* **WORK REQUEST**
What is wanted is an exact copy of all the entries.
- - - - - - -
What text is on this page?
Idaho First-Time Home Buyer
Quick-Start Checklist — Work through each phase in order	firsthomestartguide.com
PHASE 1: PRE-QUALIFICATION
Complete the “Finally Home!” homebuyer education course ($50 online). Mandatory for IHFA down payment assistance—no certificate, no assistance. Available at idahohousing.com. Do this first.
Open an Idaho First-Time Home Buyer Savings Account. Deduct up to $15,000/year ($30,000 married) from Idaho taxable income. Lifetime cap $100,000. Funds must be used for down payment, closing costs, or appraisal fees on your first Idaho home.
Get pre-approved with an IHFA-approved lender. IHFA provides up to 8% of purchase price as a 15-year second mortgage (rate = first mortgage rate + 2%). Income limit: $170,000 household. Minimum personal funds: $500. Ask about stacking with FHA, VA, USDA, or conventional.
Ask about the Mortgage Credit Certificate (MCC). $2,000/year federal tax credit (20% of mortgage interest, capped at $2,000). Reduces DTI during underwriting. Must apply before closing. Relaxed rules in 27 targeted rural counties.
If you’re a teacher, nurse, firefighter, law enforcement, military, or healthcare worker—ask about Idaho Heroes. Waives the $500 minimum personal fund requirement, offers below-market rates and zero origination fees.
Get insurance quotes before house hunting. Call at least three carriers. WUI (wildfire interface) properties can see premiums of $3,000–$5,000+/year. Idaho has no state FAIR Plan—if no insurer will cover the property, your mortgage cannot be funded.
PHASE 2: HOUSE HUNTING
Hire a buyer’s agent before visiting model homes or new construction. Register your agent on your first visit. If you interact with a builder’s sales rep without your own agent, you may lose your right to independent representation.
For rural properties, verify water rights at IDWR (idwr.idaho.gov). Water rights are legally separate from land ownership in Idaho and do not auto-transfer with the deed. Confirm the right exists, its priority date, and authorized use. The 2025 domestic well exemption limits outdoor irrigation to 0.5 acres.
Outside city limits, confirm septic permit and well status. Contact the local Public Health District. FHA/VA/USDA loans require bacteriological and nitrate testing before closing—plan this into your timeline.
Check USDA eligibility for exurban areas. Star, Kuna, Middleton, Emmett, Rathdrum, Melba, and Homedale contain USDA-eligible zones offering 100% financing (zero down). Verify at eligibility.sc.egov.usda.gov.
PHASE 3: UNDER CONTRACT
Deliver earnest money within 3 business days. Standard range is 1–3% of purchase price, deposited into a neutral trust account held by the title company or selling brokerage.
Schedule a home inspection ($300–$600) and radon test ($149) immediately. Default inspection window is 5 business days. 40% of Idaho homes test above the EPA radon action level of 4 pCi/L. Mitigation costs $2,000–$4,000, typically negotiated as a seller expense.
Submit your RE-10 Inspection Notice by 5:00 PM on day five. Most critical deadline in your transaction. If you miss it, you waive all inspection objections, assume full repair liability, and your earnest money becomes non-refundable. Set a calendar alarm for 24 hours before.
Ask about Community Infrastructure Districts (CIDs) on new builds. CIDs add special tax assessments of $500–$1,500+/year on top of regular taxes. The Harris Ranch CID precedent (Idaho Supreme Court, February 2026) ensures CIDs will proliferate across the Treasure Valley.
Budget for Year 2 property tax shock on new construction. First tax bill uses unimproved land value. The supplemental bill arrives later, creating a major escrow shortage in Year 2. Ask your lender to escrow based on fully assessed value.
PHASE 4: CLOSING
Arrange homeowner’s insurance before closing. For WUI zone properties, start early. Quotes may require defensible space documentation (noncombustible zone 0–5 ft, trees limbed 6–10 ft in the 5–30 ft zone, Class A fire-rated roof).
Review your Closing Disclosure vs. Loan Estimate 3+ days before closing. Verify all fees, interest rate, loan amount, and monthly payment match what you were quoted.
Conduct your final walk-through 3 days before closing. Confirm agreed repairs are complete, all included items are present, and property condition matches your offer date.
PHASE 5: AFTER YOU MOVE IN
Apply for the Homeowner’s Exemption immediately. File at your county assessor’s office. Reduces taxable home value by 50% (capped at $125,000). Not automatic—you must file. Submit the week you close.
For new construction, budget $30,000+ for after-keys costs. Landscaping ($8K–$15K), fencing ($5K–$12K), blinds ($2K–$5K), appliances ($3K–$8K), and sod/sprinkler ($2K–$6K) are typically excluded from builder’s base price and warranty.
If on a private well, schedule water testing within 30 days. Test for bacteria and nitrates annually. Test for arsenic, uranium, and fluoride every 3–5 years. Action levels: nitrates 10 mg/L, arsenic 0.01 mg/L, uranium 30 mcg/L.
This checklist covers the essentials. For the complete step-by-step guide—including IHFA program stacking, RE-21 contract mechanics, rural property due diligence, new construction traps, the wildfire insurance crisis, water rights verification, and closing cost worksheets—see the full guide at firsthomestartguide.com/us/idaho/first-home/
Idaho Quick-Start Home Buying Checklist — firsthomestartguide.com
- - - - - - -
* **OUTPUT**
What text is on this page?
Idaho First-Time Home Buyer
Quick-Start Checklist — Work through each phase in order	firsthomestartguide.com
PHASE 1: PRE-QUALIFICATION
Complete the “Finally Home!” homebuyer education course ($50 online). Mandatory for IHFA down payment assistance—no certificate, no assistance. Available at idahohousing.com. Do this first.
Open an Idaho First-Time Home Buyer Savings Account. Deduct up to $15,000/year ($30,000 married) from Idaho taxable income. Lifetime cap $100,000. Funds must be used for down payment, closing costs, or appraisal fees on your first Idaho home.
Get pre-approved with an IHFA-approved lender. IHFA provides up to 8% of purchase price as a 15-year second mortgage (rate = first mortgage rate + 2%). Income limit: $170,000 household. Minimum personal funds: $500. Ask about stacking with FHA, VA, USDA, or conventional.
Ask about the Mortgage Credit Certificate (MCC). $2,000/year federal tax credit (20% of mortgage interest, capped at $2,000). Reduces DTI during underwriting. Must apply before closing. Relaxed rules in 27 targeted rural counties.
If you’re a teacher, nurse, firefighter, law enforcement, military, or healthcare worker—ask about Idaho Heroes. Waives the $500 minimum personal fund requirement, offers below-market rates and zero origination fees.
Get insurance quotes before house hunting. Call at least three carriers. WUI (wildfire interface) properties can see premiums of $3,000–$5,000+/year. Idaho has no state FAIR Plan—if no insurer will cover the property, your mortgage cannot be funded.
PHASE 2: HOUSE HUNTING
Hire a buyer’s agent before visiting model homes or new construction. Register your agent on your first visit. If you interact with a builder’s sales rep without your own agent, you may lose your right to independent representation.
For rural properties, verify water rights at IDWR (idwr.idaho.gov). Water rights are legally separate from land ownership in Idaho and do not auto-transfer with the deed. Confirm the right exists, its priority date, and authorized use. The 2025 domestic well exemption limits outdoor irrigation to 0.5 acres.
Outside city limits, confirm septic permit and well status. Contact the local Public Health District. FHA/VA/USDA loans require bacteriological and nitrate testing before closing—plan this into your timeline.
Check USDA eligibility for exurban areas. Star, Kuna, Middleton, Emmett, Rathdrum, Melba, and Homedale contain USDA-eligible zones offering 100% financing (zero down). Verify at eligibility.sc.egov.usda.gov.
PHASE 3: UNDER CONTRACT
Deliver earnest money within 3 business days. Standard range is 1–3% of purchase price, deposited into a neutral trust account held by the title company or selling brokerage.
Schedule a home inspection ($300–$600) and radon test ($149) immediately. Default inspection window is 5 business days. 40% of Idaho homes test above the EPA radon action level of 4 pCi/L. Mitigation costs $2,000–$4,000, typically negotiated as a seller expense.
Submit your RE-10 Inspection Notice by 5:00 PM on day five. Most critical deadline in your transaction. If you miss it, you waive all inspection objections, assume full repair liability, and your earnest money becomes non-refundable. Set a calendar alarm for 24 hours before.
Ask about Community Infrastructure Districts (CIDs) on new builds. CIDs add special tax assessments of $500–$1,500+/year on top of regular taxes. The Harris Ranch CID precedent (Idaho Supreme Court, February 2026) ensures CIDs will proliferate across the Treasure Valley.
Budget for Year 2 property tax shock on new construction. First tax bill uses unimproved land value. The supplemental bill arrives later, creating a major escrow shortage in Year 2. Ask your lender to escrow based on fully assessed value.
PHASE 4: CLOSING
Arrange homeowner’s insurance before closing. For WUI zone properties, start early. Quotes may require defensible space documentation (noncombustible zone 0–5 ft, trees limbed 6–10 ft in the 5–30 ft zone, Class A fire-rated roof).
Review your Closing Disclosure vs. Loan Estimate 3+ days before closing. Verify all fees, interest rate, loan amount, and monthly payment match what you were quoted.
Conduct your final walk-through 3 days before closing. Confirm agreed repairs are complete, all included items are present, and property condition matches your offer date.
PHASE 5: AFTER YOU MOVE IN
Apply for the Homeowner’s Exemption immediately. File at your county assessor’s office. Reduces taxable home value by 50% (capped at $125,000). Not automatic—you must file. Submit the week you close.
For new construction, budget $30,000+ for after-keys costs. Landscaping ($8K–$15K), fencing ($5K–$12K), blinds ($2K–$5K), appliances ($3K–$8K), and sod/sprinkler ($2K–$6K) are typically excluded from builder’s base price and warranty.
If on a private well, schedule water testing within 30 days. Test for bacteria and nitrates annually. Test for arsenic, uranium, and fluoride every 3–5 years. Action levels: nitrates 10 mg/L, arsenic 0.01 mg/L, uranium 30 mcg/L.
This checklist covers the essentials. For the complete step-by-step guide—including IHFA program stacking, RE-21 contract mechanics, rural property due diligence, new construction traps, the wildfire insurance crisis, water rights verification, and closing cost worksheets—see the full guide at firsthomestartguide.com/us/idaho/first-home/
Idaho Quick-Start Home Buying Checklist — firsthomestartguide.com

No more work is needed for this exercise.